[Figure data in JSON]

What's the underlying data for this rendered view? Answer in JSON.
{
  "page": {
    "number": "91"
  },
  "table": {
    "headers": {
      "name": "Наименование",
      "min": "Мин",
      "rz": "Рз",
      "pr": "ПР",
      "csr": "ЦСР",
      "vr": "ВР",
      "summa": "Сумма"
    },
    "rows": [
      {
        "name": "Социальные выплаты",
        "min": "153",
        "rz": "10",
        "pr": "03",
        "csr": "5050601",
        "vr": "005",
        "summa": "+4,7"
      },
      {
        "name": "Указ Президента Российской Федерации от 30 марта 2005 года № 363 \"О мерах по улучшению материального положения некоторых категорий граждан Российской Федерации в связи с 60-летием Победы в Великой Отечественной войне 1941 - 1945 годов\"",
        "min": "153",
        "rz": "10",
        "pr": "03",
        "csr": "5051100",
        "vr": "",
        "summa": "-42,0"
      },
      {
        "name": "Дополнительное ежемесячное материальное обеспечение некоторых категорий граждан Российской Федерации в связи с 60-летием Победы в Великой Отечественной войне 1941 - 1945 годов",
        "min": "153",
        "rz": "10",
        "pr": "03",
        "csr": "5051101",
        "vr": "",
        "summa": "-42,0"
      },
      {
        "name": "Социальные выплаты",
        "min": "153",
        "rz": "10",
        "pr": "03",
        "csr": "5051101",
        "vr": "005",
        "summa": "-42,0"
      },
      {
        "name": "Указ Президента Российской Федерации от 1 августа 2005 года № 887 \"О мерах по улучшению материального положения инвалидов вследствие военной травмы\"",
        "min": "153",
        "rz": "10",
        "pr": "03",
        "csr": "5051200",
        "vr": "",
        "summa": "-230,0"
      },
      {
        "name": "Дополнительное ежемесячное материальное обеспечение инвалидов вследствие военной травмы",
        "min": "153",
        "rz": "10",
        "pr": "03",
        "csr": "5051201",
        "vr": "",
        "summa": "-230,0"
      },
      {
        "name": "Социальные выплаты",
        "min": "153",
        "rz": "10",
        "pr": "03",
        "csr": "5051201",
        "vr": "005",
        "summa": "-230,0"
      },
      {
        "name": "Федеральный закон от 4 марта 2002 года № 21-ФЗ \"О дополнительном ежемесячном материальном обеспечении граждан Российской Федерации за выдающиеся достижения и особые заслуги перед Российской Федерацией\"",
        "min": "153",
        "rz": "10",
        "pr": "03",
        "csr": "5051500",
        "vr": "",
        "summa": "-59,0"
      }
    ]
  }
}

**Instructions for the task:**
Determine the number of lines in the records that include the string "name", and respond with that number only.

**Task response:**
9